## Problem to work on
Extract each line holding the word "活塞自动内移" from the entries.
-----
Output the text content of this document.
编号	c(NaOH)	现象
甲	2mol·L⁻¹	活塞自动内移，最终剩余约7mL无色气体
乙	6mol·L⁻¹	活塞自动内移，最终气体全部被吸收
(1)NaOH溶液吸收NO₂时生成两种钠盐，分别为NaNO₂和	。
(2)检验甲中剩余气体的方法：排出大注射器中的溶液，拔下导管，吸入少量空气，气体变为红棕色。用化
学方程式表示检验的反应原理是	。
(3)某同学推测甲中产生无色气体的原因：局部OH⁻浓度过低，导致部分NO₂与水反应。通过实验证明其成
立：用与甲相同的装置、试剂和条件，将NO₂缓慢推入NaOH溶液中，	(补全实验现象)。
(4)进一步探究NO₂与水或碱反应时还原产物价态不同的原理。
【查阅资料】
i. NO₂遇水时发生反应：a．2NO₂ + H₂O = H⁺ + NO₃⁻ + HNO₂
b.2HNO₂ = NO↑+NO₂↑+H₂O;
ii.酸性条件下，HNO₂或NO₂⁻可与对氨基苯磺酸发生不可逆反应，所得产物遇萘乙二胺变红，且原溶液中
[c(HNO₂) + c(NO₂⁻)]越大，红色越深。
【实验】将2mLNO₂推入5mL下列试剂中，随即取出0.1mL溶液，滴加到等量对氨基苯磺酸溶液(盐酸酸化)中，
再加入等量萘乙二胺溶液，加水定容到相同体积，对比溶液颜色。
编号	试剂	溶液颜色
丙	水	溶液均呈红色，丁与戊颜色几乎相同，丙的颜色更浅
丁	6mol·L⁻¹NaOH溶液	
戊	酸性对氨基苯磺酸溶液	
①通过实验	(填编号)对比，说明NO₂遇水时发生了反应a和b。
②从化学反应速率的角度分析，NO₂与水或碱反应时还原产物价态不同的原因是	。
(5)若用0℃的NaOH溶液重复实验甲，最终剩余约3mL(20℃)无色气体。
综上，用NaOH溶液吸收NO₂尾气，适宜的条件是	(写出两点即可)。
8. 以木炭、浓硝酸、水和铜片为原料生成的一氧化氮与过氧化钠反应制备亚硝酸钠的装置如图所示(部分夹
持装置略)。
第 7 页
-----
## Full solution
甲	2mol·L⁻¹	活塞自动内移，最终剩余约7mL无色气体
乙	6mol·L⁻¹	活塞自动内移，最终气体全部被吸收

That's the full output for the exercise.